**Required task:**
Take the material and output all of it exactly.

**Input:**
▼
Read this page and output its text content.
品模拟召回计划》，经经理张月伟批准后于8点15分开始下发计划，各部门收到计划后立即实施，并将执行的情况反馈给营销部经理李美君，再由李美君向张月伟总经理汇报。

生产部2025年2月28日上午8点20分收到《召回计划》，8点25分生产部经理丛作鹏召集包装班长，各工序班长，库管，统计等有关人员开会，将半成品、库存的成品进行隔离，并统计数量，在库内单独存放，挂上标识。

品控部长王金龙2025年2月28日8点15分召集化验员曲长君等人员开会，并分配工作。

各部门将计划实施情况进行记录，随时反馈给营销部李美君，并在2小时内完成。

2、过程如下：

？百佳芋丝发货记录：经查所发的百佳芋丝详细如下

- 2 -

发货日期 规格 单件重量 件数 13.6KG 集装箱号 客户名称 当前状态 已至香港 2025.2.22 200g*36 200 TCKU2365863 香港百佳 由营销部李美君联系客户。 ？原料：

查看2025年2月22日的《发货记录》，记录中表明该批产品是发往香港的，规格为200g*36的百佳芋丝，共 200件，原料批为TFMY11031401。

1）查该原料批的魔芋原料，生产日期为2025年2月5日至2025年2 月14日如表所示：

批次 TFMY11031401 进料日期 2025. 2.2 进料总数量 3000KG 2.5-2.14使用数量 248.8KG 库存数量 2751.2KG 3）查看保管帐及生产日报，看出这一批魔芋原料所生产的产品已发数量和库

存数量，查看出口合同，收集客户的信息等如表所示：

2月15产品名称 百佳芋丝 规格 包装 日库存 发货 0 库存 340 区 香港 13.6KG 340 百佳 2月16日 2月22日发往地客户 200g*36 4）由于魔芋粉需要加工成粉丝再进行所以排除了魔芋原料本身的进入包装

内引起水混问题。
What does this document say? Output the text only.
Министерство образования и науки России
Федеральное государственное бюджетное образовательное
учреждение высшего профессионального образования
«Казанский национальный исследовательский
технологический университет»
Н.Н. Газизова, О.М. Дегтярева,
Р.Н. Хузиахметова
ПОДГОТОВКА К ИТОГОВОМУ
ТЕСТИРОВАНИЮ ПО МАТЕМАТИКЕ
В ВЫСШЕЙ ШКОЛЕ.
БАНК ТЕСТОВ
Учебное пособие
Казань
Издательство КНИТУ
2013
▲
**Written solution:**
Read this page and output its text content.
品模拟召回计划》，经经理张月伟批准后于8点15分开始下发计划，各部门收到计划后立即实施，并将执行的情况反馈给营销部经理李美君，再由李美君向张月伟总经理汇报。

生产部2025年2月28日上午8点20分收到《召回计划》，8点25分生产部经理丛作鹏召集包装班长，各工序班长，库管，统计等有关人员开会，将半成品、库存的成品进行隔离，并统计数量，在库内单独存放，挂上标识。

品控部长王金龙2025年2月28日8点15分召集化验员曲长君等人员开会，并分配工作。

各部门将计划实施情况进行记录，随时反馈给营销部李美君，并在2小时内完成。

2、过程如下：

？百佳芋丝发货记录：经查所发的百佳芋丝详细如下

- 2 -

发货日期 规格 单件重量 件数 13.6KG 集装箱号 客户名称 当前状态 已至香港 2025.2.22 200g*36 200 TCKU2365863 香港百佳 由营销部李美君联系客户。 ？原料：

查看2025年2月22日的《发货记录》，记录中表明该批产品是发往香港的，规格为200g*36的百佳芋丝，共 200件，原料批为TFMY11031401。

1）查该原料批的魔芋原料，生产日期为2025年2月5日至2025年2 月14日如表所示：

批次 TFMY11031401 进料日期 2025. 2.2 进料总数量 3000KG 2.5-2.14使用数量 248.8KG 库存数量 2751.2KG 3）查看保管帐及生产日报，看出这一批魔芋原料所生产的产品已发数量和库

存数量，查看出口合同，收集客户的信息等如表所示：

2月15产品名称 百佳芋丝 规格 包装 日库存 发货 0 库存 340 区 香港 13.6KG 340 百佳 2月16日 2月22日发往地客户 200g*36 4）由于魔芋粉需要加工成粉丝再进行所以排除了魔芋原料本身的进入包装

内引起水混问题。
What does this document say? Output the text only.
Министерство образования и науки России
Федеральное государственное бюджетное образовательное
учреждение высшего профессионального образования
«Казанский национальный исследовательский
технологический университет»
Н.Н. Газизова, О.М. Дегтярева,
Р.Н. Хузиахметова
ПОДГОТОВКА К ИТОГОВОМУ
ТЕСТИРОВАНИЮ ПО МАТЕМАТИКЕ
В ВЫСШЕЙ ШКОЛЕ.
БАНК ТЕСТОВ
Учебное пособие
Казань
Издательство КНИТУ
2013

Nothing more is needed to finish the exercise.